Hi EbinVThomas, here’s my experience, and I’ve run websites for three decades. The short version is I think Bing is stuffed and it’s not a Microsoft core business, so it doesn’t get much love (indeed, one of their FAQ pages has a heading about ‘seach’). I know the Microsoft fans will attack me for saying this, just as the Apple fans have a go at me when I say something negative about Macs, but I haven’t read anything to change my opinion.

We started vanishing from Bing earlier this year, maybe about three months ago. For some of our sites, I thought it was our belated switch to HTTPS for some of them, but as you’ll read, that wasn’t the case.

These sites date from (at their present domains) 1995, 1997, 2002 and 2008, and they are well linked, well respected, and one has been winning awards from 1997 to today. Google and Mojeek have no problems with any of them. Two of the sites (the 2002 and 1995 ones) did drop from their number-one and two positions on Google (for a name search) when they switched to HTTPS but one has mostly recovered, the other (from 1995, with a lot of inbound links to HTTP) fluctuates.

One of the other sites uses Duck Duck Go for its internal site search (and has done since the 2010s), which is powered by Bing. Earlier this year—say about six weeks ago—I noticed that the internal search was getting more and more useless, even though I knew the articles used to be found by DDG.

I began doing site:domain.com searches for this one. It had c. 50 entries on Bing, down from several thousand earlier in the year.

My first reaction was to blame ourselves—maybe it was the full switch to a secure server (some earlier pages were already on HTTPS), or something else. We also began using Cloudflare again after a 12-year break around this time.

I signed up to Bing Webmaster Tools. The site promptly went down to 10 entries! In other words, signing up to Tools made the site’s presence a lot, lot worse.

I found some weird site maps that I never put in, nor did any of my team. Nevertheless, I put in new, fresh ones last week, all pointing to HTTPS. Most of the pages have not been indexed.

I had to turn off Cloudflare’s IndexNow because it was sending some totally irrelevant and old pages and files to Bing. (So we can blame Cloudflare for some issues, but the majority still rests with Bing.)

Since the new site maps, Bing is now returning 53–5 entries (depending on the hour).

It finally included the home page which had been missing from the site: searches. Yet only yesterday Webmaster Tools said the page was not indexed because of certain issues, but it had been found in 2018. That made no sense as it was present until quite recently. Those issues included a description tag being too long (fine, I edited it), and no H1s (but why should there be? Not everyone wants humungous type on their page). But Bing had been fine historically with the page (since Bing started, so well before 2018) and it even appeared in the index during the last few weeks. A related page for our business doesn’t have H1s, an even longer meta description, and it’s on Bing. (It’s just not been entered into Webmaster Tools, which seems to be a kiss of death!)
* * * * * * *
Goals:
1 - Can you output the forum post about Bing indexing from "I signed up" to "on the hour).", word for word?
2 - How would you translate this sentence from the forum post about Bing indexing into Spanish: "I signed up to Bing Webmaster Tools."
3 - Could you take the forum post about Bing indexing further, picking up right after its final sentence?

Element position data:
* * * * * * *
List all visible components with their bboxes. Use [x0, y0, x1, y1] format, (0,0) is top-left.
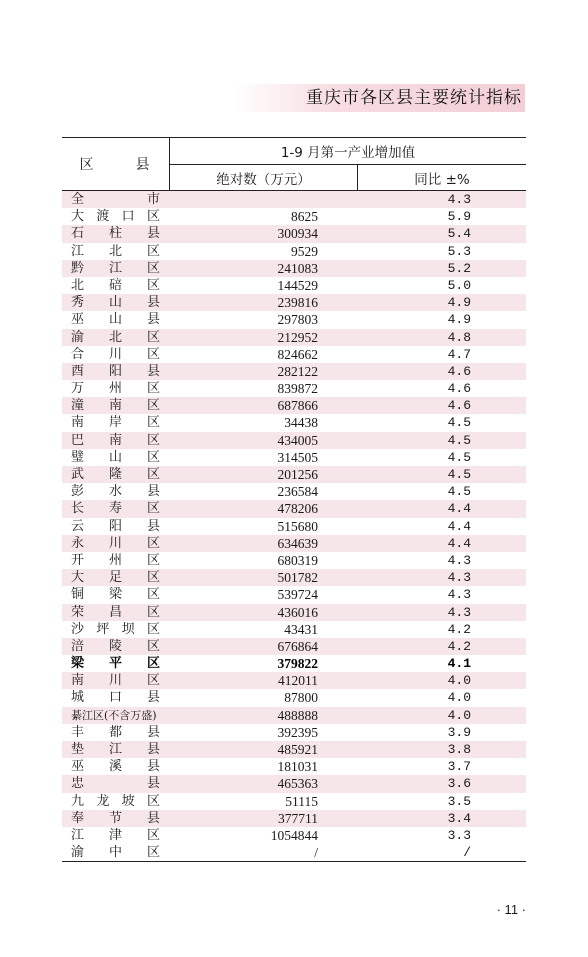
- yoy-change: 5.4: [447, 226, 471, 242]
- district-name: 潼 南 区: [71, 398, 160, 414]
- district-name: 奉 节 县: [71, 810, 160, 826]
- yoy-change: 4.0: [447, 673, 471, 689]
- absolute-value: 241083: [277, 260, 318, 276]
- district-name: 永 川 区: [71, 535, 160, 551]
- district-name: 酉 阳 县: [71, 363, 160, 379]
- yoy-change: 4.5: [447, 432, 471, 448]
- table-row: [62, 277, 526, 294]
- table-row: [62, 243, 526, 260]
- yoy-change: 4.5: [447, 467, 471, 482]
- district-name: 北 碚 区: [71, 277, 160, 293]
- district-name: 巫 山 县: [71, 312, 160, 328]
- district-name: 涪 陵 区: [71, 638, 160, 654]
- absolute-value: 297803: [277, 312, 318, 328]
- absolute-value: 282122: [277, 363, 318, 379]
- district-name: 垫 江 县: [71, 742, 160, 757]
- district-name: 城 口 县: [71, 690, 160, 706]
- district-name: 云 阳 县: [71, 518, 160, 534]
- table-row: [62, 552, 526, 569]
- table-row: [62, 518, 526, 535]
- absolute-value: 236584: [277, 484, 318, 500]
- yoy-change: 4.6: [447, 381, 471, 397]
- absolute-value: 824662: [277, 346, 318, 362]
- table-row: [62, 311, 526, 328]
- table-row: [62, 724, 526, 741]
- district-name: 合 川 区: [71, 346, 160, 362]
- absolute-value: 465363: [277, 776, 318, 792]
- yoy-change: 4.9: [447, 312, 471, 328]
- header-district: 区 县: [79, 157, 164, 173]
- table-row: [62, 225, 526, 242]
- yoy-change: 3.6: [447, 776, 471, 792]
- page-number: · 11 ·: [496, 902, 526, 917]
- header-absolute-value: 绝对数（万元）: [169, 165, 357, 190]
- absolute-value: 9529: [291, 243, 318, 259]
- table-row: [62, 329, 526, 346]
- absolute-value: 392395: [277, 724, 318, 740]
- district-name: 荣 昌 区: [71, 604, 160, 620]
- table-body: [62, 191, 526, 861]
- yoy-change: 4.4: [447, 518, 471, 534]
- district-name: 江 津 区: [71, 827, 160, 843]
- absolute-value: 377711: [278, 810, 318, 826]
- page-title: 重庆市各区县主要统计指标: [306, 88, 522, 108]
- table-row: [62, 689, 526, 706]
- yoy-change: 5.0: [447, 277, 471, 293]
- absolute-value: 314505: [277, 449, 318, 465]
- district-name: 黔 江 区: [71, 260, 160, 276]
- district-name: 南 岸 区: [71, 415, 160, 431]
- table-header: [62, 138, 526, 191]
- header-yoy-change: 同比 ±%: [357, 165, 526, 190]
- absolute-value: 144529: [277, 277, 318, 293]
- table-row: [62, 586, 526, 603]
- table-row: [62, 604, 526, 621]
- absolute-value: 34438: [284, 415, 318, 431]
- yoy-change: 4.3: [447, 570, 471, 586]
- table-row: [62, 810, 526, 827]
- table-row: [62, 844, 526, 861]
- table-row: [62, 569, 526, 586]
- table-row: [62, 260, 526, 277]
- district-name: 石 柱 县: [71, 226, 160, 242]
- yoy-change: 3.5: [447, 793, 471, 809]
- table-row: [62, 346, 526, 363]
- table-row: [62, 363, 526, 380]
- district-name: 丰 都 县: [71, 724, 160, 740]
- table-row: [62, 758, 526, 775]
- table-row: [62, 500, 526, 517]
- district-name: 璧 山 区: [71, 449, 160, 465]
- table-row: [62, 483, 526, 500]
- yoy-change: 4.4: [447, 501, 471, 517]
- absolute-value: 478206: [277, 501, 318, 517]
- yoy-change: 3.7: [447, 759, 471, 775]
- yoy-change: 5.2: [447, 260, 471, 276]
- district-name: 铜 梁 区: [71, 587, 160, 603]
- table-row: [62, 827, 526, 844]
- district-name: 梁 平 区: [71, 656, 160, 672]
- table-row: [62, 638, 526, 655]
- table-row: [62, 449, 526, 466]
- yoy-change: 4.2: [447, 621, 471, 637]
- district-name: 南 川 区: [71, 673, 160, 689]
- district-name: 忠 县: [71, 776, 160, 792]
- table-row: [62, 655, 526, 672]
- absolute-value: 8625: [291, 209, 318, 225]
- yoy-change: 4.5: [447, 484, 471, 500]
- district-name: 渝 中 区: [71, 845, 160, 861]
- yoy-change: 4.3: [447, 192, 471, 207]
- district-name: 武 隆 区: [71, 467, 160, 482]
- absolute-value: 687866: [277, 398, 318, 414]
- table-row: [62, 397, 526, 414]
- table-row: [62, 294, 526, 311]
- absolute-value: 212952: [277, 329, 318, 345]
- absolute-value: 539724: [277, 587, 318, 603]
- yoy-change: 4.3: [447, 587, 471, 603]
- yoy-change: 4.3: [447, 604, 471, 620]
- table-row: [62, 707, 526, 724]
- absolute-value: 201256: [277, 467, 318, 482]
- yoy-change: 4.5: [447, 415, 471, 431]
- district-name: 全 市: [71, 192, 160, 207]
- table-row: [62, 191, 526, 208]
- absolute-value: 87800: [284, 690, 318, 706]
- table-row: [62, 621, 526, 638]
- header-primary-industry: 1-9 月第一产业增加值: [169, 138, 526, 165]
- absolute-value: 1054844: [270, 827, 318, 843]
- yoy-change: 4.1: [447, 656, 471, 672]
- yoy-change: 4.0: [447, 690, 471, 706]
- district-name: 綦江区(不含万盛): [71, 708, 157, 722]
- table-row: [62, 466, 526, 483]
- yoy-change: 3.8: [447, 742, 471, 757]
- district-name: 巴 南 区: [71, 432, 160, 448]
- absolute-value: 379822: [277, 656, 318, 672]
* * * * * * *
Answers for this exercise:
1 -
I signed up to Bing Webmaster Tools. The site promptly went down to 10 entries! In other words, signing up to Tools made the site’s presence a lot, lot worse.

I found some weird site maps that I never put in, nor did any of my team. Nevertheless, I put in new, fresh ones last week, all pointing to HTTPS. Most of the pages have not been indexed.

I had to turn off Cloudflare’s IndexNow because it was sending some totally irrelevant and old pages and files to Bing. (So we can blame Cloudflare for some issues, but the majority still rests with Bing.)

Since the new site maps, Bing is now returning 53–5 entries (depending on the hour).

2 - Me registré en Bing Webmaster Tools.

3 -
Webmaster Tools even said it had accepted the site maps and the thousands of pages listed.

As far as I can make out, Webmaster Tools says one thing but reality says another.

So, was it Cloudflare and HTTPS that had knocked us? Well, no. Of the four sites I mentioned, we didn’t change the set-up of the one started in 2008. It’s a reference site, and has plenty of inbound links from Wikipedia since it’s fairly authoritative.

No Cloudflare, and still on HTTP. All fine on Google and Mojeek.

Also thousands of pages.

On Bing: 51 pages.

Thousands of entries have vanished since earlier this year, and I’m going to hazard a guess to say it began happening around the time you wrote your original post.

It has had a slight impact on our traffic, especially since we had promoted Duck Duck Go so heavily since 2010 and encouraged others to shift from Google to it.

It seems that Bing can now only cope with 50-odd pages from certain sites. The older sites have fewer pages indexed now on Bing than they did on Excite or Hotbot in the 1990s, and certainly far fewer than Altavista! Our sites are so incredibly varied—static, dynamic, HTML, PHP—so it can’t be structural or the way we have set things up. None have had issues at Google other than one that dropped in the index for a certain relevant search, and Mojeek is fine with them all and took the HTTPS shift for three of them in its stride.

These are such old sites with a history in Bing, so my feeling is that a new site won’t stand much of a chance.

This is a long way of confirming your original post: it’s not you, it’s them.

Tags: , , , , , ,
Posted in internet, technology, USA | 3 Comments »


Bing is definitely very broken, and it’s hurting Duck Duck Go

23.07.2022

The last few days have been about ‘How awesome is Mojeek?’ and ‘How shit is Bing?’

I’m finding great search results from Mojeek, and as a site search for Lucire, it’s absolutely brilliant. Blows Duck Duck Go (Bing with privacy) away, even back when DDG had a reasonably comprehensive index of our pages (before the HTTPS switch). I don’t have to subject anyone to Google tracking, and I didn’t have the hassle of installing an internal search ourselves.

Cisene, who I met via Mastodon, very helpfully suggested on that social network that I submit site maps for the Lucire website as that would take a reasonably short time to remedy Bing’s ills. I’ve never had to do them for Google or Mojeek: their spiders work as they have always done since the dawn of search engines. For some reason, Bing needs its hand held if I want it to have thousands of pages again, as it did earlier this year.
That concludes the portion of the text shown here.